* begin Exercise input *

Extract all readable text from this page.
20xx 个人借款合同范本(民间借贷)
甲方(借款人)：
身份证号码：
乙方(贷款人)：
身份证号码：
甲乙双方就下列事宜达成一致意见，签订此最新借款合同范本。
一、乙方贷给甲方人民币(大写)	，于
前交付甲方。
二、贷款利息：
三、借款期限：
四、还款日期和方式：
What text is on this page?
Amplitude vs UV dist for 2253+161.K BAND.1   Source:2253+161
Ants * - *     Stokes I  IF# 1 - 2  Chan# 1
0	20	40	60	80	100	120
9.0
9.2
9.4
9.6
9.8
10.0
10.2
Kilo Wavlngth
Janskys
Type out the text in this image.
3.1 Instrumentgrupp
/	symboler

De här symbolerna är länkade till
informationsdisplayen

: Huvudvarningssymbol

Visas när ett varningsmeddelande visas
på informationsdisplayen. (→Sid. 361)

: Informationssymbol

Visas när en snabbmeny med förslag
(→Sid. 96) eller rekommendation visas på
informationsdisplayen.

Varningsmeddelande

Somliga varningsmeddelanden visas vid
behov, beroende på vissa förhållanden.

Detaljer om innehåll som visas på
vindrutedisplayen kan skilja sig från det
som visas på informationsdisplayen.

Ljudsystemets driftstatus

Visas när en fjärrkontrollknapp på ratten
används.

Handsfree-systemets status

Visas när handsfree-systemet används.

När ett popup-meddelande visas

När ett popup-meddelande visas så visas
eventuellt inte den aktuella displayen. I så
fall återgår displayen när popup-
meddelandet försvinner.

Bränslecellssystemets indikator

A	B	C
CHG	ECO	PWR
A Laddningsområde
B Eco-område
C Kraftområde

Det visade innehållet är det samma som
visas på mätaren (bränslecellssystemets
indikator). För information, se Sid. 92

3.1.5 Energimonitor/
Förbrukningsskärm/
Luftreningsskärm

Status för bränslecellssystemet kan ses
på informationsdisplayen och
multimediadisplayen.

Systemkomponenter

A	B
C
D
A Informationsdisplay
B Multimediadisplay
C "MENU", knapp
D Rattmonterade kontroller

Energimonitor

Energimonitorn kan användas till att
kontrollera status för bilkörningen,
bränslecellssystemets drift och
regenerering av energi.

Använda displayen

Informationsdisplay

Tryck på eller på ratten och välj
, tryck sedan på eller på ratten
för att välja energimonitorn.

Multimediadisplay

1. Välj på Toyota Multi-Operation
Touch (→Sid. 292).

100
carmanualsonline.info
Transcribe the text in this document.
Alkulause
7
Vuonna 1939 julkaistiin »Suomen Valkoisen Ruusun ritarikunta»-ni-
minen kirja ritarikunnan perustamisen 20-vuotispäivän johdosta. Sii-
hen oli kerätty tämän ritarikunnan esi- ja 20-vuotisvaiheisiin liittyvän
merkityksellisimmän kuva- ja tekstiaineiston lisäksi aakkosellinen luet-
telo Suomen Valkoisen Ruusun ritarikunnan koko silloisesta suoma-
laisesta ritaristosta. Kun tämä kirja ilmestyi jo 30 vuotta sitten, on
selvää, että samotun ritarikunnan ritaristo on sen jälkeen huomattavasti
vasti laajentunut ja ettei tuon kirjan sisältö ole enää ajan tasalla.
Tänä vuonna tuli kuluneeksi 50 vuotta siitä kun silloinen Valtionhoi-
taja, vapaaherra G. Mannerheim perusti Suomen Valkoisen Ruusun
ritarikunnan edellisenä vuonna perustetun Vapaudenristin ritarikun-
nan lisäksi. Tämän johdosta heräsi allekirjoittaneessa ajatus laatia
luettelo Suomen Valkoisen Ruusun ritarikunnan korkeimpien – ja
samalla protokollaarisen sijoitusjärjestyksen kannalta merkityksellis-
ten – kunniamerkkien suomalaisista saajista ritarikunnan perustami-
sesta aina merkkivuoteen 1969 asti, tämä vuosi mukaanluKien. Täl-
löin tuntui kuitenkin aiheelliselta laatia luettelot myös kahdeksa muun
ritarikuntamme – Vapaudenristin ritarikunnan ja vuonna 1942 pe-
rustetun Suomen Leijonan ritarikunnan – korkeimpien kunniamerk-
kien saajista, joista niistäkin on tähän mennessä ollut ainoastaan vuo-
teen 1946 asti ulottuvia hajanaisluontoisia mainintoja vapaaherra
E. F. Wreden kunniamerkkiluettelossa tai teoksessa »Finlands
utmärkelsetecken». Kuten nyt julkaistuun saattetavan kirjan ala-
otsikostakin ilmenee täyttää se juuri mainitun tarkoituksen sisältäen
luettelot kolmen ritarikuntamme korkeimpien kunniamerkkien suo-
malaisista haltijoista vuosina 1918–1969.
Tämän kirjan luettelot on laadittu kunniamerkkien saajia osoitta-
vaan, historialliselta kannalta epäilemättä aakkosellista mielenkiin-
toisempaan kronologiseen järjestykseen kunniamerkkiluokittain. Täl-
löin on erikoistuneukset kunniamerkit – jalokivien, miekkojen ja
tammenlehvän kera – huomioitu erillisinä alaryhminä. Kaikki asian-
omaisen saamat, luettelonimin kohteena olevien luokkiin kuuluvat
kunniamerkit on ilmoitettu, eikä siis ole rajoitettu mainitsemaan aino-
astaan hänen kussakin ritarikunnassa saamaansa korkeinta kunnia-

* end Exercise input *

## Task instructions
The records above are to be copied in full, exactly as written.

## The output
Extract all readable text from this page.
20xx 个人借款合同范本(民间借贷)
甲方(借款人)：
身份证号码：
乙方(贷款人)：
身份证号码：
甲乙双方就下列事宜达成一致意见，签订此最新借款合同范本。
一、乙方贷给甲方人民币(大写)	，于
前交付甲方。
二、贷款利息：
三、借款期限：
四、还款日期和方式：
What text is on this page?
Amplitude vs UV dist for 2253+161.K BAND.1   Source:2253+161
Ants * - *     Stokes I  IF# 1 - 2  Chan# 1
0	20	40	60	80	100	120
9.0
9.2
9.4
9.6
9.8
10.0
10.2
Kilo Wavlngth
Janskys
Type out the text in this image.
3.1 Instrumentgrupp
/	symboler

De här symbolerna är länkade till
informationsdisplayen

: Huvudvarningssymbol

Visas när ett varningsmeddelande visas
på informationsdisplayen. (→Sid. 361)

: Informationssymbol

Visas när en snabbmeny med förslag
(→Sid. 96) eller rekommendation visas på
informationsdisplayen.

Varningsmeddelande

Somliga varningsmeddelanden visas vid
behov, beroende på vissa förhållanden.

Detaljer om innehåll som visas på
vindrutedisplayen kan skilja sig från det
som visas på informationsdisplayen.

Ljudsystemets driftstatus

Visas när en fjärrkontrollknapp på ratten
används.

Handsfree-systemets status

Visas när handsfree-systemet används.

När ett popup-meddelande visas

När ett popup-meddelande visas så visas
eventuellt inte den aktuella displayen. I så
fall återgår displayen när popup-
meddelandet försvinner.

Bränslecellssystemets indikator

A	B	C
CHG	ECO	PWR
A Laddningsområde
B Eco-område
C Kraftområde

Det visade innehållet är det samma som
visas på mätaren (bränslecellssystemets
indikator). För information, se Sid. 92

3.1.5 Energimonitor/
Förbrukningsskärm/
Luftreningsskärm

Status för bränslecellssystemet kan ses
på informationsdisplayen och
multimediadisplayen.

Systemkomponenter

A	B
C
D
A Informationsdisplay
B Multimediadisplay
C "MENU", knapp
D Rattmonterade kontroller

Energimonitor

Energimonitorn kan användas till att
kontrollera status för bilkörningen,
bränslecellssystemets drift och
regenerering av energi.

Använda displayen

Informationsdisplay

Tryck på eller på ratten och välj
, tryck sedan på eller på ratten
för att välja energimonitorn.

Multimediadisplay

1. Välj på Toyota Multi-Operation
Touch (→Sid. 292).

100
carmanualsonline.info
Transcribe the text in this document.
Alkulause
7
Vuonna 1939 julkaistiin »Suomen Valkoisen Ruusun ritarikunta»-ni-
minen kirja ritarikunnan perustamisen 20-vuotispäivän johdosta. Sii-
hen oli kerätty tämän ritarikunnan esi- ja 20-vuotisvaiheisiin liittyvän
merkityksellisimmän kuva- ja tekstiaineiston lisäksi aakkosellinen luet-
telo Suomen Valkoisen Ruusun ritarikunnan koko silloisesta suoma-
laisesta ritaristosta. Kun tämä kirja ilmestyi jo 30 vuotta sitten, on
selvää, että samotun ritarikunnan ritaristo on sen jälkeen huomattavasti
vasti laajentunut ja ettei tuon kirjan sisältö ole enää ajan tasalla.
Tänä vuonna tuli kuluneeksi 50 vuotta siitä kun silloinen Valtionhoi-
taja, vapaaherra G. Mannerheim perusti Suomen Valkoisen Ruusun
ritarikunnan edellisenä vuonna perustetun Vapaudenristin ritarikun-
nan lisäksi. Tämän johdosta heräsi allekirjoittaneessa ajatus laatia
luettelo Suomen Valkoisen Ruusun ritarikunnan korkeimpien – ja
samalla protokollaarisen sijoitusjärjestyksen kannalta merkityksellis-
ten – kunniamerkkien suomalaisista saajista ritarikunnan perustami-
sesta aina merkkivuoteen 1969 asti, tämä vuosi mukaanluKien. Täl-
löin tuntui kuitenkin aiheelliselta laatia luettelot myös kahdeksa muun
ritarikuntamme – Vapaudenristin ritarikunnan ja vuonna 1942 pe-
rustetun Suomen Leijonan ritarikunnan – korkeimpien kunniamerk-
kien saajista, joista niistäkin on tähän mennessä ollut ainoastaan vuo-
teen 1946 asti ulottuvia hajanaisluontoisia mainintoja vapaaherra
E. F. Wreden kunniamerkkiluettelossa tai teoksessa »Finlands
utmärkelsetecken». Kuten nyt julkaistuun saattetavan kirjan ala-
otsikostakin ilmenee täyttää se juuri mainitun tarkoituksen sisältäen
luettelot kolmen ritarikuntamme korkeimpien kunniamerkkien suo-
malaisista haltijoista vuosina 1918–1969.
Tämän kirjan luettelot on laadittu kunniamerkkien saajia osoitta-
vaan, historialliselta kannalta epäilemättä aakkosellista mielenkiin-
toisempaan kronologiseen järjestykseen kunniamerkkiluokittain. Täl-
löin on erikoistuneukset kunniamerkit – jalokivien, miekkojen ja
tammenlehvän kera – huomioitu erillisinä alaryhminä. Kaikki asian-
omaisen saamat, luettelonimin kohteena olevien luokkiin kuuluvat
kunniamerkit on ilmoitettu, eikä siis ole rajoitettu mainitsemaan aino-
astaan hänen kussakin ritarikunnassa saamaansa korkeinta kunnia-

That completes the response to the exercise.